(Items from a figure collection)
========================================
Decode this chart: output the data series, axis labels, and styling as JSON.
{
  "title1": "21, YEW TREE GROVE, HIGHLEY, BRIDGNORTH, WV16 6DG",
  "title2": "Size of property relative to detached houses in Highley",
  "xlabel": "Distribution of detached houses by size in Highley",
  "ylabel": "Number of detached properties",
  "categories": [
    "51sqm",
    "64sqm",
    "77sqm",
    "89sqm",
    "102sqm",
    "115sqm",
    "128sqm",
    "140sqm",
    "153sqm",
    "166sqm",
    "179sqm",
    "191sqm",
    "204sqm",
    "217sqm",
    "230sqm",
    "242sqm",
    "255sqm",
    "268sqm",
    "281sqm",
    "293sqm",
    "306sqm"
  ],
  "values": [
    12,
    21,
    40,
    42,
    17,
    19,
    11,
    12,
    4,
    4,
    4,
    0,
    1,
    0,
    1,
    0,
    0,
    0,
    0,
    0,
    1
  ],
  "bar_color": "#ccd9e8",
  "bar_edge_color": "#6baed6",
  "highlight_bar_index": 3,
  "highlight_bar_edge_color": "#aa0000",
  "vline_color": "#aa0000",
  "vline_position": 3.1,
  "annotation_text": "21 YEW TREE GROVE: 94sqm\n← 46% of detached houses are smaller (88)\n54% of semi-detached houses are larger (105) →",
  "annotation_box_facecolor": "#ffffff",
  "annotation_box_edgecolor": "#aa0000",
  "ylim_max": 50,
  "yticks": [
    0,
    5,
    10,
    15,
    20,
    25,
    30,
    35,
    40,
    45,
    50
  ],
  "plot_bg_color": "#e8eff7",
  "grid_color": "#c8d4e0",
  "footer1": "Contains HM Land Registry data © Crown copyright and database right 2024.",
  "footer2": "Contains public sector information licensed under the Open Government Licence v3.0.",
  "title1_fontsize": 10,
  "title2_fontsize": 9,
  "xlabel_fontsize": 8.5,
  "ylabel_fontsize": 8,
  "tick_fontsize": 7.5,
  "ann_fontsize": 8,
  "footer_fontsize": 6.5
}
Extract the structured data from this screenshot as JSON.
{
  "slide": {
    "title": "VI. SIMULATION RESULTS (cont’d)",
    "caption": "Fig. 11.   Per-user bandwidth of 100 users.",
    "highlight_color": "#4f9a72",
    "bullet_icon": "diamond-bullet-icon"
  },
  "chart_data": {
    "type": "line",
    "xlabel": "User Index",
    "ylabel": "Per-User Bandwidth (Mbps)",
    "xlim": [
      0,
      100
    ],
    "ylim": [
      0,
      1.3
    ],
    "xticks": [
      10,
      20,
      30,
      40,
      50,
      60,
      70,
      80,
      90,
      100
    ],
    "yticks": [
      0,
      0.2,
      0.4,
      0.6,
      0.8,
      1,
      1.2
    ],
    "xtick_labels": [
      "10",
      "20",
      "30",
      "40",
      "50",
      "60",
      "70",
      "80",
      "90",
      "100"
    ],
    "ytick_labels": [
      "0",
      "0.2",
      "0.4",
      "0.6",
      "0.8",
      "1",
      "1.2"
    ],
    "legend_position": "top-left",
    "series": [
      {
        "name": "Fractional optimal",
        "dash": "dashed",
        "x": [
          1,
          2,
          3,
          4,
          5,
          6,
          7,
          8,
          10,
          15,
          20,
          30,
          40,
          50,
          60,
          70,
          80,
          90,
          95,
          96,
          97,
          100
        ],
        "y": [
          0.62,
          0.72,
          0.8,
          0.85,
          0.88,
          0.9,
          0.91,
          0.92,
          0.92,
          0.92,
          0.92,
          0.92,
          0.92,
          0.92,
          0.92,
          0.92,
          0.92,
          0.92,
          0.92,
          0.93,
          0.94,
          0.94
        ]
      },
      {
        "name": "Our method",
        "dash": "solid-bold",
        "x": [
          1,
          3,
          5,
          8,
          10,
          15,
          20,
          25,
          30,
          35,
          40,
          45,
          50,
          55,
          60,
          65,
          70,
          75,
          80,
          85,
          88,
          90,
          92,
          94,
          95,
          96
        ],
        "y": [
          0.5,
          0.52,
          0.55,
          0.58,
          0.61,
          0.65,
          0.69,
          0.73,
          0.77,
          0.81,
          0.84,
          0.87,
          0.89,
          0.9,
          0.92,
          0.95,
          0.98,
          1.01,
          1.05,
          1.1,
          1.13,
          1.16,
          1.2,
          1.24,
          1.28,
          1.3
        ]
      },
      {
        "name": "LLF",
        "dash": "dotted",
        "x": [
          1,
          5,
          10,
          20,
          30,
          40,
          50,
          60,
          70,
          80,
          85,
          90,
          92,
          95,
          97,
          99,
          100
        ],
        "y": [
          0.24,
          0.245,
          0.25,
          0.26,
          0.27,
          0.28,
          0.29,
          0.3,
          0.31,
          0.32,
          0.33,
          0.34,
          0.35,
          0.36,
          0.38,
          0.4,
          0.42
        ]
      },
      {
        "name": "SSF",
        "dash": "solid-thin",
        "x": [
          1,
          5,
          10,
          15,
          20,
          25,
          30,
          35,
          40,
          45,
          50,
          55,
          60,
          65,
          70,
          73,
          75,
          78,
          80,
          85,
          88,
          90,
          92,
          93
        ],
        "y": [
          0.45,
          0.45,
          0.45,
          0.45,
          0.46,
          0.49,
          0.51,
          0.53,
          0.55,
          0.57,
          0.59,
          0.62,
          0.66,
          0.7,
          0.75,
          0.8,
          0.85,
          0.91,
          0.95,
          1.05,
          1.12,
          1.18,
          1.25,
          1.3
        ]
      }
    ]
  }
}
========================================
_Goal of the exercise_. Return what is listed above, exactly and completely.

_Response to this task_.
Decode this chart: output the data series, axis labels, and styling as JSON.
{
  "title1": "21, YEW TREE GROVE, HIGHLEY, BRIDGNORTH, WV16 6DG",
  "title2": "Size of property relative to detached houses in Highley",
  "xlabel": "Distribution of detached houses by size in Highley",
  "ylabel": "Number of detached properties",
  "categories": [
    "51sqm",
    "64sqm",
    "77sqm",
    "89sqm",
    "102sqm",
    "115sqm",
    "128sqm",
    "140sqm",
    "153sqm",
    "166sqm",
    "179sqm",
    "191sqm",
    "204sqm",
    "217sqm",
    "230sqm",
    "242sqm",
    "255sqm",
    "268sqm",
    "281sqm",
    "293sqm",
    "306sqm"
  ],
  "values": [
    12,
    21,
    40,
    42,
    17,
    19,
    11,
    12,
    4,
    4,
    4,
    0,
    1,
    0,
    1,
    0,
    0,
    0,
    0,
    0,
    1
  ],
  "bar_color": "#ccd9e8",
  "bar_edge_color": "#6baed6",
  "highlight_bar_index": 3,
  "highlight_bar_edge_color": "#aa0000",
  "vline_color": "#aa0000",
  "vline_position": 3.1,
  "annotation_text": "21 YEW TREE GROVE: 94sqm\n← 46% of detached houses are smaller (88)\n54% of semi-detached houses are larger (105) →",
  "annotation_box_facecolor": "#ffffff",
  "annotation_box_edgecolor": "#aa0000",
  "ylim_max": 50,
  "yticks": [
    0,
    5,
    10,
    15,
    20,
    25,
    30,
    35,
    40,
    45,
    50
  ],
  "plot_bg_color": "#e8eff7",
  "grid_color": "#c8d4e0",
  "footer1": "Contains HM Land Registry data © Crown copyright and database right 2024.",
  "footer2": "Contains public sector information licensed under the Open Government Licence v3.0.",
  "title1_fontsize": 10,
  "title2_fontsize": 9,
  "xlabel_fontsize": 8.5,
  "ylabel_fontsize": 8,
  "tick_fontsize": 7.5,
  "ann_fontsize": 8,
  "footer_fontsize": 6.5
}
Extract the structured data from this screenshot as JSON.
{
  "slide": {
    "title": "VI. SIMULATION RESULTS (cont’d)",
    "caption": "Fig. 11.   Per-user bandwidth of 100 users.",
    "highlight_color": "#4f9a72",
    "bullet_icon": "diamond-bullet-icon"
  },
  "chart_data": {
    "type": "line",
    "xlabel": "User Index",
    "ylabel": "Per-User Bandwidth (Mbps)",
    "xlim": [
      0,
      100
    ],
    "ylim": [
      0,
      1.3
    ],
    "xticks": [
      10,
      20,
      30,
      40,
      50,
      60,
      70,
      80,
      90,
      100
    ],
    "yticks": [
      0,
      0.2,
      0.4,
      0.6,
      0.8,
      1,
      1.2
    ],
    "xtick_labels": [
      "10",
      "20",
      "30",
      "40",
      "50",
      "60",
      "70",
      "80",
      "90",
      "100"
    ],
    "ytick_labels": [
      "0",
      "0.2",
      "0.4",
      "0.6",
      "0.8",
      "1",
      "1.2"
    ],
    "legend_position": "top-left",
    "series": [
      {
        "name": "Fractional optimal",
        "dash": "dashed",
        "x": [
          1,
          2,
          3,
          4,
          5,
          6,
          7,
          8,
          10,
          15,
          20,
          30,
          40,
          50,
          60,
          70,
          80,
          90,
          95,
          96,
          97,
          100
        ],
        "y": [
          0.62,
          0.72,
          0.8,
          0.85,
          0.88,
          0.9,
          0.91,
          0.92,
          0.92,
          0.92,
          0.92,
          0.92,
          0.92,
          0.92,
          0.92,
          0.92,
          0.92,
          0.92,
          0.92,
          0.93,
          0.94,
          0.94
        ]
      },
      {
        "name": "Our method",
        "dash": "solid-bold",
        "x": [
          1,
          3,
          5,
          8,
          10,
          15,
          20,
          25,
          30,
          35,
          40,
          45,
          50,
          55,
          60,
          65,
          70,
          75,
          80,
          85,
          88,
          90,
          92,
          94,
          95,
          96
        ],
        "y": [
          0.5,
          0.52,
          0.55,
          0.58,
          0.61,
          0.65,
          0.69,
          0.73,
          0.77,
          0.81,
          0.84,
          0.87,
          0.89,
          0.9,
          0.92,
          0.95,
          0.98,
          1.01,
          1.05,
          1.1,
          1.13,
          1.16,
          1.2,
          1.24,
          1.28,
          1.3
        ]
      },
      {
        "name": "LLF",
        "dash": "dotted",
        "x": [
          1,
          5,
          10,
          20,
          30,
          40,
          50,
          60,
          70,
          80,
          85,
          90,
          92,
          95,
          97,
          99,
          100
        ],
        "y": [
          0.24,
          0.245,
          0.25,
          0.26,
          0.27,
          0.28,
          0.29,
          0.3,
          0.31,
          0.32,
          0.33,
          0.34,
          0.35,
          0.36,
          0.38,
          0.4,
          0.42
        ]
      },
      {
        "name": "SSF",
        "dash": "solid-thin",
        "x": [
          1,
          5,
          10,
          15,
          20,
          25,
          30,
          35,
          40,
          45,
          50,
          55,
          60,
          65,
          70,
          73,
          75,
          78,
          80,
          85,
          88,
          90,
          92,
          93
        ],
        "y": [
          0.45,
          0.45,
          0.45,
          0.45,
          0.46,
          0.49,
          0.51,
          0.53,
          0.55,
          0.57,
          0.59,
          0.62,
          0.66,
          0.7,
          0.75,
          0.8,
          0.85,
          0.91,
          0.95,
          1.05,
          1.12,
          1.18,
          1.25,
          1.3
        ]
      }
    ]
  }
}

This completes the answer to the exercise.